**AIM OF THE TASK**. From the entries that follow, pick out all lines holding "performance".

Items from a dataset
──────

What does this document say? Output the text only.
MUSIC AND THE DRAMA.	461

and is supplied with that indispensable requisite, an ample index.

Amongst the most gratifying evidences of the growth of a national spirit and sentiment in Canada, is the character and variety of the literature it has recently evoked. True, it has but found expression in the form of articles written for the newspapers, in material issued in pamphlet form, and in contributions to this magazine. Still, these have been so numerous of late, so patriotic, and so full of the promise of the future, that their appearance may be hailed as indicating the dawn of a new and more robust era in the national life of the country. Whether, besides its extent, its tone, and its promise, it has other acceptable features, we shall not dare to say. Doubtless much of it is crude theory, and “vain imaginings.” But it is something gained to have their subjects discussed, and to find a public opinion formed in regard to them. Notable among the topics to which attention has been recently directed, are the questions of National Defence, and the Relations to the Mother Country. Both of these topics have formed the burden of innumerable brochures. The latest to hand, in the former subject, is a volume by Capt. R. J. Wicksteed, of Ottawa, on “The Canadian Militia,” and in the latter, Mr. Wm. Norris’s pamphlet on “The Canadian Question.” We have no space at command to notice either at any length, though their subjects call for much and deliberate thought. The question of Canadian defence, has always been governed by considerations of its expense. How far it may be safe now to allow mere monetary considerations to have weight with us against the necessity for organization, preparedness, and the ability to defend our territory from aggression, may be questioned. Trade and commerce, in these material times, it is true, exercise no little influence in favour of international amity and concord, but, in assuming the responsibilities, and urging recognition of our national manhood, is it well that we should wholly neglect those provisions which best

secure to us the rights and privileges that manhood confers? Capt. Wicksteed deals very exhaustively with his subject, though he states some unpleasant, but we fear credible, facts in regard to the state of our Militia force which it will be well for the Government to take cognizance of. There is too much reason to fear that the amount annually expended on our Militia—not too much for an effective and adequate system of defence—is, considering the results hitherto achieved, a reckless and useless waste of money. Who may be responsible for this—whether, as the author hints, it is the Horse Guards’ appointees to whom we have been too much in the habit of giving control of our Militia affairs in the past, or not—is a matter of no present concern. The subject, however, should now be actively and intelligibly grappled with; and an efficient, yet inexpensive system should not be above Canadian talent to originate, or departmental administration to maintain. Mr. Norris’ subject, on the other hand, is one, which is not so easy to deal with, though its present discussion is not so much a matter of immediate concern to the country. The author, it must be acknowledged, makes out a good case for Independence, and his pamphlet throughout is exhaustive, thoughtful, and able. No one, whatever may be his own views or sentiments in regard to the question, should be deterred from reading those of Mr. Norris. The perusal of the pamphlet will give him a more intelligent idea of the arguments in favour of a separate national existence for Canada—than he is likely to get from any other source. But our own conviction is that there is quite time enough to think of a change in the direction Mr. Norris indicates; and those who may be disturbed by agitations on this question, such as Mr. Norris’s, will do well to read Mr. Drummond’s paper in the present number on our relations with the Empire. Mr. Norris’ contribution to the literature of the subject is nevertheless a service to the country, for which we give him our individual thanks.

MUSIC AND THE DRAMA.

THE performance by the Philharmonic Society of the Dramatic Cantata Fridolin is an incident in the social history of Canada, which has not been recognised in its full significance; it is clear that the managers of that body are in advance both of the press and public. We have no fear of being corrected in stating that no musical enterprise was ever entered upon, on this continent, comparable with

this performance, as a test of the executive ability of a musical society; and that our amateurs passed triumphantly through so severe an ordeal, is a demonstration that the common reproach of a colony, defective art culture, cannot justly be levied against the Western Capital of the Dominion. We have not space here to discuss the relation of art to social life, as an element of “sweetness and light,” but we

──────

**FULL SOLUTION**.
THE performance by the Philharmonic Society of the Dramatic Cantata Fridolin is an incident in the social history of Canada, which has not been recognised in its full significance; it is clear that the managers of that body are in advance both of the press and public. We have no fear of being corrected in stating that no musical enterprise was ever entered upon, on this continent, comparable with
this performance, as a test of the executive ability of a musical society; and that our amateurs passed triumphantly through so severe an ordeal, is a demonstration that the common reproach of a colony, defective art culture, cannot justly be levied against the Western Capital of the Dominion. We have not space here to discuss the relation of art to social life, as an element of “sweetness and light,” but we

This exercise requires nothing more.